*Instructions to follow*
Pull out from the material below all lines with "swap".

- - - - - - -

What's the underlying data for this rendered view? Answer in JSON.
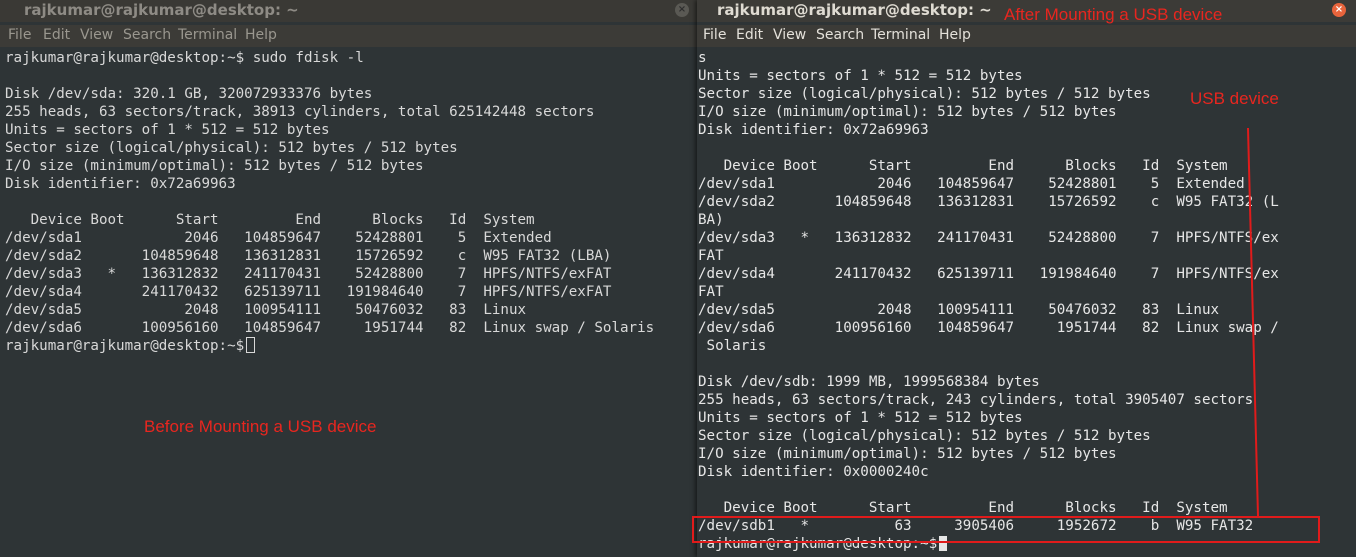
{
  "left_window": {
    "title": "rajkumar@rajkumar@desktop: ~",
    "close_glyph": "×",
    "menu": [
      "File",
      "Edit",
      "View",
      "Search",
      "Terminal",
      "Help"
    ],
    "lines": [
      "rajkumar@rajkumar@desktop:~$ sudo fdisk -l",
      "",
      "Disk /dev/sda: 320.1 GB, 320072933376 bytes",
      "255 heads, 63 sectors/track, 38913 cylinders, total 625142448 sectors",
      "Units = sectors of 1 * 512 = 512 bytes",
      "Sector size (logical/physical): 512 bytes / 512 bytes",
      "I/O size (minimum/optimal): 512 bytes / 512 bytes",
      "Disk identifier: 0x72a69963",
      "",
      "   Device Boot      Start         End      Blocks   Id  System",
      "/dev/sda1            2046   104859647    52428801    5  Extended",
      "/dev/sda2       104859648   136312831    15726592    c  W95 FAT32 (LBA)",
      "/dev/sda3   *   136312832   241170431    52428800    7  HPFS/NTFS/exFAT",
      "/dev/sda4       241170432   625139711   191984640    7  HPFS/NTFS/exFAT",
      "/dev/sda5            2048   100954111    50476032   83  Linux",
      "/dev/sda6       100956160   104859647     1951744   82  Linux swap / Solaris"
    ],
    "prompt": "rajkumar@rajkumar@desktop:~$ "
  },
  "right_window": {
    "title": "rajkumar@rajkumar@desktop: ~",
    "close_glyph": "×",
    "menu": [
      "File",
      "Edit",
      "View",
      "Search",
      "Terminal",
      "Help"
    ],
    "lines": [
      "s",
      "Units = sectors of 1 * 512 = 512 bytes",
      "Sector size (logical/physical): 512 bytes / 512 bytes",
      "I/O size (minimum/optimal): 512 bytes / 512 bytes",
      "Disk identifier: 0x72a69963",
      "",
      "   Device Boot      Start         End      Blocks   Id  System",
      "/dev/sda1            2046   104859647    52428801    5  Extended",
      "/dev/sda2       104859648   136312831    15726592    c  W95 FAT32 (L",
      "BA)",
      "/dev/sda3   *   136312832   241170431    52428800    7  HPFS/NTFS/ex",
      "FAT",
      "/dev/sda4       241170432   625139711   191984640    7  HPFS/NTFS/ex",
      "FAT",
      "/dev/sda5            2048   100954111    50476032   83  Linux",
      "/dev/sda6       100956160   104859647     1951744   82  Linux swap /",
      " Solaris",
      "",
      "Disk /dev/sdb: 1999 MB, 1999568384 bytes",
      "255 heads, 63 sectors/track, 243 cylinders, total 3905407 sectors",
      "Units = sectors of 1 * 512 = 512 bytes",
      "Sector size (logical/physical): 512 bytes / 512 bytes",
      "I/O size (minimum/optimal): 512 bytes / 512 bytes",
      "Disk identifier: 0x0000240c",
      "",
      "   Device Boot      Start         End      Blocks   Id  System",
      "/dev/sdb1   *          63     3905406     1952672    b  W95 FAT32"
    ],
    "prompt": "rajkumar@rajkumar@desktop:~$ "
  },
  "annotations": {
    "after": "After Mounting a USB device",
    "usb": "USB device",
    "before": "Before Mounting a USB device",
    "color": "#e8261f"
  }
}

- - - - - - -

*Task solution*
      "/dev/sda6       100956160   104859647     1951744   82  Linux swap / Solaris"
      "/dev/sda6       100956160   104859647     1951744   82  Linux swap /",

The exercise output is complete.